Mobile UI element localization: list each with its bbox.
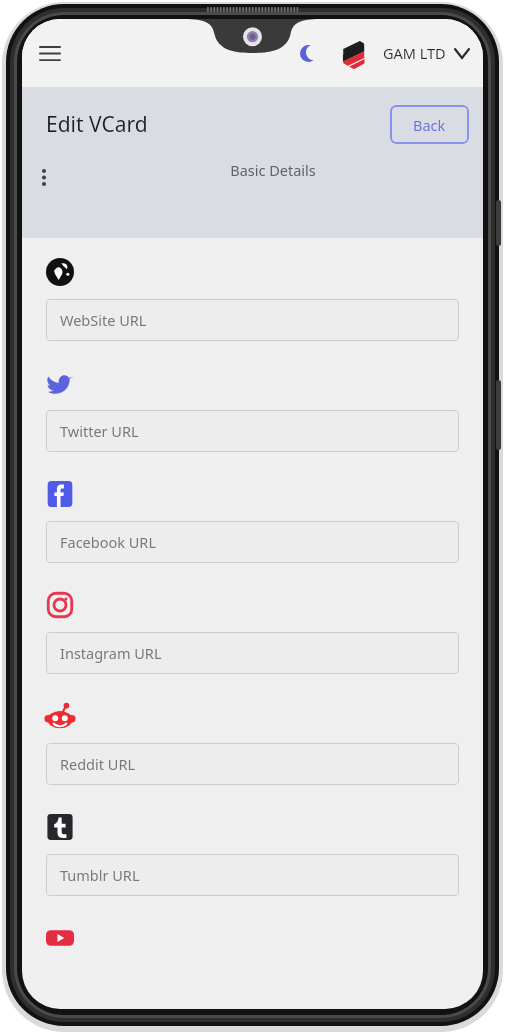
staticText: Back <box>413 115 446 135</box>
button[interactable]: YouTube <box>46 924 74 952</box>
button[interactable]: Reddit URL <box>46 743 459 785</box>
staticText: Instagram URL <box>60 643 162 663</box>
button[interactable]: GAM LTD <box>379 37 473 69</box>
button[interactable]: Open navigation menu <box>28 31 72 75</box>
staticText: Tumblr URL <box>60 865 140 885</box>
staticText: Basic Details <box>230 160 316 180</box>
button[interactable]: Basic Details <box>62 160 483 194</box>
button[interactable]: App logo <box>337 36 371 70</box>
staticText: WebSite URL <box>60 310 147 330</box>
button[interactable]: Tumblr URL <box>46 854 459 896</box>
button[interactable]: reddit <box>46 702 74 730</box>
button[interactable]: More tabs <box>26 160 62 194</box>
button[interactable]: Back <box>390 105 469 144</box>
button[interactable]: Instagram URL <box>46 632 459 674</box>
staticText: Facebook URL <box>60 532 156 552</box>
staticText: Twitter URL <box>60 421 139 441</box>
button[interactable]: facebook <box>46 480 74 508</box>
button[interactable]: web <box>46 258 74 286</box>
button[interactable]: Toggle dark mode <box>291 36 325 70</box>
staticText: GAM LTD <box>383 43 446 63</box>
button[interactable]: WebSite URL <box>46 299 459 341</box>
button[interactable]: tumblr <box>46 813 74 841</box>
button[interactable]: twitter <box>46 369 74 397</box>
staticText: Edit VCard <box>46 110 148 139</box>
button[interactable]: Facebook URL <box>46 521 459 563</box>
button[interactable]: instagram <box>46 591 74 619</box>
button[interactable]: Twitter URL <box>46 410 459 452</box>
staticText: Reddit URL <box>60 754 135 774</box>
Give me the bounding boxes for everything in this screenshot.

▶ **To be done**
Copy the part of the lines that opens with the line containing "staticText: Back <box>413 115 446 135</box>" and closes with the line containing "button[interactable]: Open navigation", keeping both of those lines.

▶ **Answer to the task**
staticText: Back <box>413 115 446 135</box>
button[interactable]: YouTube <box>46 924 74 952</box>
button[interactable]: Reddit URL <box>46 743 459 785</box>
staticText: Instagram URL <box>60 643 162 663</box>
button[interactable]: GAM LTD <box>379 37 473 69</box>
button[interactable]: Open navigation menu <box>28 31 72 75</box>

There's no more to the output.